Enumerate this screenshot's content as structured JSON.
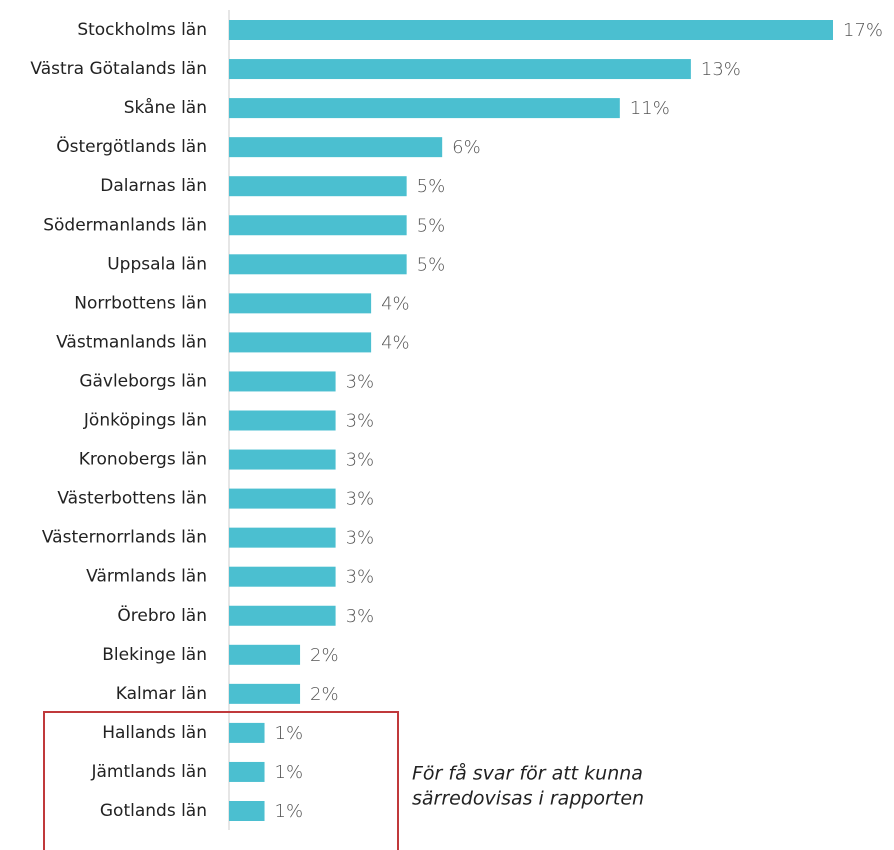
{
  "chart_data": {
    "type": "bar",
    "orientation": "horizontal",
    "color": "#4bbfd0",
    "categories": [
      "Stockholms län",
      "Västra Götalands län",
      "Skåne län",
      "Östergötlands län",
      "Dalarnas län",
      "Södermanlands län",
      "Uppsala län",
      "Norrbottens län",
      "Västmanlands län",
      "Gävleborgs län",
      "Jönköpings län",
      "Kronobergs län",
      "Västerbottens län",
      "Västernorrlands län",
      "Värmlands län",
      "Örebro län",
      "Blekinge län",
      "Kalmar län",
      "Hallands län",
      "Jämtlands län",
      "Gotlands län"
    ],
    "values": [
      17,
      13,
      11,
      6,
      5,
      5,
      5,
      4,
      4,
      3,
      3,
      3,
      3,
      3,
      3,
      3,
      2,
      2,
      1,
      1,
      1
    ],
    "value_labels": [
      "17%",
      "13%",
      "11%",
      "6%",
      "5%",
      "5%",
      "5%",
      "4%",
      "4%",
      "3%",
      "3%",
      "3%",
      "3%",
      "3%",
      "3%",
      "3%",
      "2%",
      "2%",
      "1%",
      "1%",
      "1%"
    ],
    "annotation": [
      "För få svar för att kunna",
      "särredovisas i rapporten"
    ]
  }
}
▬▬▬
Transcribe the listing in full and omit the pictures.

◆ **RESULT OF THIS TASK**:
Enumerate this screenshot's content as structured JSON.
{
  "chart_data": {
    "type": "bar",
    "orientation": "horizontal",
    "color": "#4bbfd0",
    "categories": [
      "Stockholms län",
      "Västra Götalands län",
      "Skåne län",
      "Östergötlands län",
      "Dalarnas län",
      "Södermanlands län",
      "Uppsala län",
      "Norrbottens län",
      "Västmanlands län",
      "Gävleborgs län",
      "Jönköpings län",
      "Kronobergs län",
      "Västerbottens län",
      "Västernorrlands län",
      "Värmlands län",
      "Örebro län",
      "Blekinge län",
      "Kalmar län",
      "Hallands län",
      "Jämtlands län",
      "Gotlands län"
    ],
    "values": [
      17,
      13,
      11,
      6,
      5,
      5,
      5,
      4,
      4,
      3,
      3,
      3,
      3,
      3,
      3,
      3,
      2,
      2,
      1,
      1,
      1
    ],
    "value_labels": [
      "17%",
      "13%",
      "11%",
      "6%",
      "5%",
      "5%",
      "5%",
      "4%",
      "4%",
      "3%",
      "3%",
      "3%",
      "3%",
      "3%",
      "3%",
      "3%",
      "2%",
      "2%",
      "1%",
      "1%",
      "1%"
    ],
    "annotation": [
      "För få svar för att kunna",
      "särredovisas i rapporten"
    ]
  }
}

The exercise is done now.